* BEGIN *

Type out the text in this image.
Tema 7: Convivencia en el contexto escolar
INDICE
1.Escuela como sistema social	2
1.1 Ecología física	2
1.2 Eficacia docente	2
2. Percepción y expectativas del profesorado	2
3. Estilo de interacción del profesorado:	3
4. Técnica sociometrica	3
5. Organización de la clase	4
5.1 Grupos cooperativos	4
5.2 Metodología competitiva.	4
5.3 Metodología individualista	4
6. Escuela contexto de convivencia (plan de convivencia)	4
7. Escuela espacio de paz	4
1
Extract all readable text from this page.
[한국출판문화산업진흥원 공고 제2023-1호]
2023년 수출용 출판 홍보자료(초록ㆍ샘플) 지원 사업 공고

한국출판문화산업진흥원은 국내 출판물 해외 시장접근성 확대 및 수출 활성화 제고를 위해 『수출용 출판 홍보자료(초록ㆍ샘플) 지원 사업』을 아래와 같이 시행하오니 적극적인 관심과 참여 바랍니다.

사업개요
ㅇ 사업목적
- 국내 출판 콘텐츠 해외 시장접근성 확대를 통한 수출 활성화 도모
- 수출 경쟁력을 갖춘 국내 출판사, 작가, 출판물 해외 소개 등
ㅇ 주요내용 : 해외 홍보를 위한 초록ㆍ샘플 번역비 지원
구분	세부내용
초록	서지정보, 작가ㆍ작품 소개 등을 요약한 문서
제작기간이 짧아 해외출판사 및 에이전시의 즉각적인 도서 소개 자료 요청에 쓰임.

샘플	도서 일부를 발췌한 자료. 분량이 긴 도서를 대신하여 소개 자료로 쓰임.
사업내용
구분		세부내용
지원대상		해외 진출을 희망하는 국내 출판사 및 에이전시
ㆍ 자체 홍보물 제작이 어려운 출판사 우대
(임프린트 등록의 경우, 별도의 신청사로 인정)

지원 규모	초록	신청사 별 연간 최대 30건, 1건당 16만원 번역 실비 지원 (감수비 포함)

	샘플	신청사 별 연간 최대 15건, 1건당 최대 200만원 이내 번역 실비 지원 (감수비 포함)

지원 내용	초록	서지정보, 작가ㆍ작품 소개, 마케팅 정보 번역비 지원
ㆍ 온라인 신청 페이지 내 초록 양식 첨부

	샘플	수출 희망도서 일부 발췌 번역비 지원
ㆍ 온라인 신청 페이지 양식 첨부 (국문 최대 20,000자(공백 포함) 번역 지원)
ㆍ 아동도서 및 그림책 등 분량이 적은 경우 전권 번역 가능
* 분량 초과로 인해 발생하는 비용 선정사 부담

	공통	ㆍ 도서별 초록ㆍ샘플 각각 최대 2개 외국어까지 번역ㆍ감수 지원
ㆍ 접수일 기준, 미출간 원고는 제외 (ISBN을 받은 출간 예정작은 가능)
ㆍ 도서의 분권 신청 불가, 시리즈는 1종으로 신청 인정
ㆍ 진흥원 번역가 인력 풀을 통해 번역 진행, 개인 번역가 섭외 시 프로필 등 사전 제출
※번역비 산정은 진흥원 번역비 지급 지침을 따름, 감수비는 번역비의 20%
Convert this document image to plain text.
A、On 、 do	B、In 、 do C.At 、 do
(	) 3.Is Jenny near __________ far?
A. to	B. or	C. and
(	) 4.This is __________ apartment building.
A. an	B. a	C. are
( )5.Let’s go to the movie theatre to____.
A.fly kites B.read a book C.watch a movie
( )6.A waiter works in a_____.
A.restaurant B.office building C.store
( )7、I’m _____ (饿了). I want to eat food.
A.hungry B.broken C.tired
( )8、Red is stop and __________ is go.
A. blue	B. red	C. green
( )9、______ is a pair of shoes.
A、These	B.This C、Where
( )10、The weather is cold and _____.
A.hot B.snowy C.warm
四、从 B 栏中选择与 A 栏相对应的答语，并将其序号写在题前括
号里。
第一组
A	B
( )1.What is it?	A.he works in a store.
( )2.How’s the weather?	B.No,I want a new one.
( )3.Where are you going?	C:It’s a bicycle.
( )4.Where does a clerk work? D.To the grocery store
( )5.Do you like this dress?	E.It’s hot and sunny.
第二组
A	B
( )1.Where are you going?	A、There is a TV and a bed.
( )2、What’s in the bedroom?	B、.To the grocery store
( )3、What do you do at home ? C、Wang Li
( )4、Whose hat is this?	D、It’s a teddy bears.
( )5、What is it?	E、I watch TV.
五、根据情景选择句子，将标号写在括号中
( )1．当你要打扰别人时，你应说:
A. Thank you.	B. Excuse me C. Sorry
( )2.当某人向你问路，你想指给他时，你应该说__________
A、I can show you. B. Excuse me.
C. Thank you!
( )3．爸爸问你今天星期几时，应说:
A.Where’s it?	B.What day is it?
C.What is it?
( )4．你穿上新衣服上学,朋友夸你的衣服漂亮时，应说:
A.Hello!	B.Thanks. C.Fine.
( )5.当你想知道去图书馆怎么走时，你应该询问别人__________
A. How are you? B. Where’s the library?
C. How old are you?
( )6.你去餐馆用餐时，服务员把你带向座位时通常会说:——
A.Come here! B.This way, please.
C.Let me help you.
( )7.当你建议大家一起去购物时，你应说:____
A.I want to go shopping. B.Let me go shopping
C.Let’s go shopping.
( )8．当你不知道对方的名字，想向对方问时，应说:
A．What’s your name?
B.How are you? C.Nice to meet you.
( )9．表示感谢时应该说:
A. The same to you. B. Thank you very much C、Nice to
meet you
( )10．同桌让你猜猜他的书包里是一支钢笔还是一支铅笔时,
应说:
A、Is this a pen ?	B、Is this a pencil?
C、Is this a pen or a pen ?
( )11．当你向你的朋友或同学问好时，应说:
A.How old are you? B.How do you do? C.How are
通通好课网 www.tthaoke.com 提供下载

* END *

How many lines in the entries contain the string "Where"? Answer with the number only.

6